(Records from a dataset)
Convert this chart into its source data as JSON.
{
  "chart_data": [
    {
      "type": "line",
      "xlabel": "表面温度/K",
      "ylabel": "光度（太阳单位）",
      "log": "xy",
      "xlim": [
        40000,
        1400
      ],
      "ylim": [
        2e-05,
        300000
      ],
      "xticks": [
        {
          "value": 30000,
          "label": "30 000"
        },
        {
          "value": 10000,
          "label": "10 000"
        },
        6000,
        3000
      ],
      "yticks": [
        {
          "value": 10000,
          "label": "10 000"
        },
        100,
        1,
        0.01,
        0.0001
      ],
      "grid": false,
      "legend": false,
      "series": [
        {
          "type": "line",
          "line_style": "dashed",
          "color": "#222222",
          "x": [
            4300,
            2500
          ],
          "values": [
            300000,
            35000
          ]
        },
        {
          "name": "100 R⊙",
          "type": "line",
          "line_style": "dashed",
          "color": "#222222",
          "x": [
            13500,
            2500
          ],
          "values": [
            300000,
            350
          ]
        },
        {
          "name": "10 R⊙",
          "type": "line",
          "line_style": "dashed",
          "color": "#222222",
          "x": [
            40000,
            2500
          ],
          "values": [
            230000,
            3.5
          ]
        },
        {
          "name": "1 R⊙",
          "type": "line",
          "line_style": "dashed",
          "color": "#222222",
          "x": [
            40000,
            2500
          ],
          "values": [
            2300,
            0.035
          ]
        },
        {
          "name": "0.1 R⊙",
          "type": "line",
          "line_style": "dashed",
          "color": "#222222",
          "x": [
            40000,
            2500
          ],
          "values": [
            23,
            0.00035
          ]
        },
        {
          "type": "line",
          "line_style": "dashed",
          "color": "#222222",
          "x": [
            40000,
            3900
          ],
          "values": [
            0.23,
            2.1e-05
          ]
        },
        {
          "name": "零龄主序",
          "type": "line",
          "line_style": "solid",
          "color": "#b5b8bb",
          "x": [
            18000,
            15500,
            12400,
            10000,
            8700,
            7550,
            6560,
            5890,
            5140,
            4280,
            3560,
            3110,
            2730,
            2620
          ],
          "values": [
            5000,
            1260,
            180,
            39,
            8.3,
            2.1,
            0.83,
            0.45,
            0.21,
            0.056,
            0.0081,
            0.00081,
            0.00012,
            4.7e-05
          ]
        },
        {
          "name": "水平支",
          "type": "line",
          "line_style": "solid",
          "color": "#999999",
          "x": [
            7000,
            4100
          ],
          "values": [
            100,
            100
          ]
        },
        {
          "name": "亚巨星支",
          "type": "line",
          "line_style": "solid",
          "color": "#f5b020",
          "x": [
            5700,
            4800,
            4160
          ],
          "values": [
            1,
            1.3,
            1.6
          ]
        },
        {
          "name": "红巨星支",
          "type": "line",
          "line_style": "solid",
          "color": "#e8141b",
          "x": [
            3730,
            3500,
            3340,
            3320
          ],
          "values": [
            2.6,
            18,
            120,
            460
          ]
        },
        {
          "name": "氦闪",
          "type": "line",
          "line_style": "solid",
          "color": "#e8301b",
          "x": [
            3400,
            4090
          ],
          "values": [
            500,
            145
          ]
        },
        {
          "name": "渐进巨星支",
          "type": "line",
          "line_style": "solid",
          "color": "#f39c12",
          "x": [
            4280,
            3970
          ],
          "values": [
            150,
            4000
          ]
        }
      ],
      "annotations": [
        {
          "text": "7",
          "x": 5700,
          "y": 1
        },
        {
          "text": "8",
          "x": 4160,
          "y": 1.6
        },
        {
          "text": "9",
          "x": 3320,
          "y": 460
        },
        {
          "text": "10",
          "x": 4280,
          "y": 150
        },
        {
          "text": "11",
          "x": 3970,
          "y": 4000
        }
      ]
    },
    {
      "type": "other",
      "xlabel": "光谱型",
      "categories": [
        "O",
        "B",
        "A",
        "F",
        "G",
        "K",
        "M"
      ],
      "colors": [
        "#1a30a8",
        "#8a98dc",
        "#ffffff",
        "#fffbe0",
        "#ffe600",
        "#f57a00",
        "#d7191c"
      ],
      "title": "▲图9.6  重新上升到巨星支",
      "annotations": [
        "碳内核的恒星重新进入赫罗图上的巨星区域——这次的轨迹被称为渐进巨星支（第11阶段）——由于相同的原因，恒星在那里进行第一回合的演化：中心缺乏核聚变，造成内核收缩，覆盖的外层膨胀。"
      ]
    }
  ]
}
* * *
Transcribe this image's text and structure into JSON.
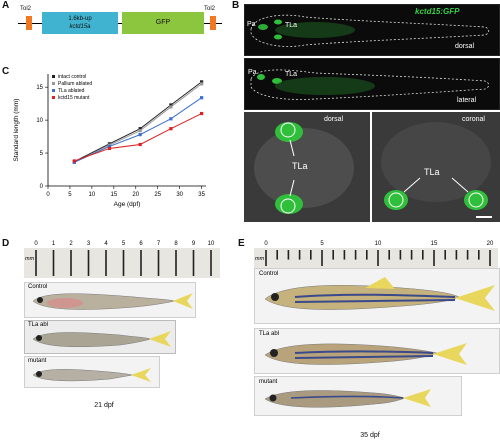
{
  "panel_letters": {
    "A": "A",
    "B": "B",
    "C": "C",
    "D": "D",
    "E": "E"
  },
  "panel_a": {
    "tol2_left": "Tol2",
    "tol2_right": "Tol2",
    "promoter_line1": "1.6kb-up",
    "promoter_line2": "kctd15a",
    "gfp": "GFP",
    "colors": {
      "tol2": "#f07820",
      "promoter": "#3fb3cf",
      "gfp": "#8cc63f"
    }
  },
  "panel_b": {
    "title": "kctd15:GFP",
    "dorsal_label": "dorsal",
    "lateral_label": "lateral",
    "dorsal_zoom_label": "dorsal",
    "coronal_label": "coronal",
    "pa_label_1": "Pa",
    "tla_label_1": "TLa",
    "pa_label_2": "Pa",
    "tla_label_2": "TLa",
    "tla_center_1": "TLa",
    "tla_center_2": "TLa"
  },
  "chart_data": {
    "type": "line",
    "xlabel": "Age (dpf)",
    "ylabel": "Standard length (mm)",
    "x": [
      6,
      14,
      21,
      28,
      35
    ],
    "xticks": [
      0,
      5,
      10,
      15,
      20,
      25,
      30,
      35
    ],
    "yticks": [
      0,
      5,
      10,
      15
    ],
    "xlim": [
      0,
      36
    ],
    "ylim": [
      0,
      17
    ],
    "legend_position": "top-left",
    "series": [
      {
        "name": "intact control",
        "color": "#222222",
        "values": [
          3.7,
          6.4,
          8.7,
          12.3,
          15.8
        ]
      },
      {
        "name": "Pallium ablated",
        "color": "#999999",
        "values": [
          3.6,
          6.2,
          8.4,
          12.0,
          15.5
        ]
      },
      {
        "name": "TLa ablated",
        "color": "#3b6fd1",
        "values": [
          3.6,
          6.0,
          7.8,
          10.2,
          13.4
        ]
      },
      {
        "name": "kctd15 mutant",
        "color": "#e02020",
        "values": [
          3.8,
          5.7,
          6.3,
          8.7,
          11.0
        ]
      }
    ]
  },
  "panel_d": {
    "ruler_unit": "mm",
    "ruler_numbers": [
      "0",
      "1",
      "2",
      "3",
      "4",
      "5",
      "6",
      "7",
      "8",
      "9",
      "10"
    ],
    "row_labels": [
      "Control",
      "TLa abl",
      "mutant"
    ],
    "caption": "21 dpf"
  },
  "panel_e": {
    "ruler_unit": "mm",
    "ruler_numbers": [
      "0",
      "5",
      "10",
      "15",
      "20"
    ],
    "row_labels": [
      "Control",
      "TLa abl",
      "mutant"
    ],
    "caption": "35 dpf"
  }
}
==
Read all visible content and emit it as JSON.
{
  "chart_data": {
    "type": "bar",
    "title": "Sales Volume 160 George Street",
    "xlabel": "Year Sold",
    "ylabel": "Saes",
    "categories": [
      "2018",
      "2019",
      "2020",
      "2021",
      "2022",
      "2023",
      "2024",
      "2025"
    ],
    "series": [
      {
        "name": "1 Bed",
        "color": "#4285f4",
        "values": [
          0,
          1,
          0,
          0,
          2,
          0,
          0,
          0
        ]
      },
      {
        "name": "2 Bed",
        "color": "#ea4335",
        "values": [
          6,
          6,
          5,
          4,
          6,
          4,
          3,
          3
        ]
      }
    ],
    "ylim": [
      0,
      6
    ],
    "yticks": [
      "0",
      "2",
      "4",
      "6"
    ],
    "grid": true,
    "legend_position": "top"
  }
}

Description of the task →
Show the lines where the word "xlabel" appears in the entries.

Response →
      "xlabel": "表面温度/K",
      "xlabel": "光谱型",
    "xlabel": "Age (dpf)",
    "xlabel": "Year Sold",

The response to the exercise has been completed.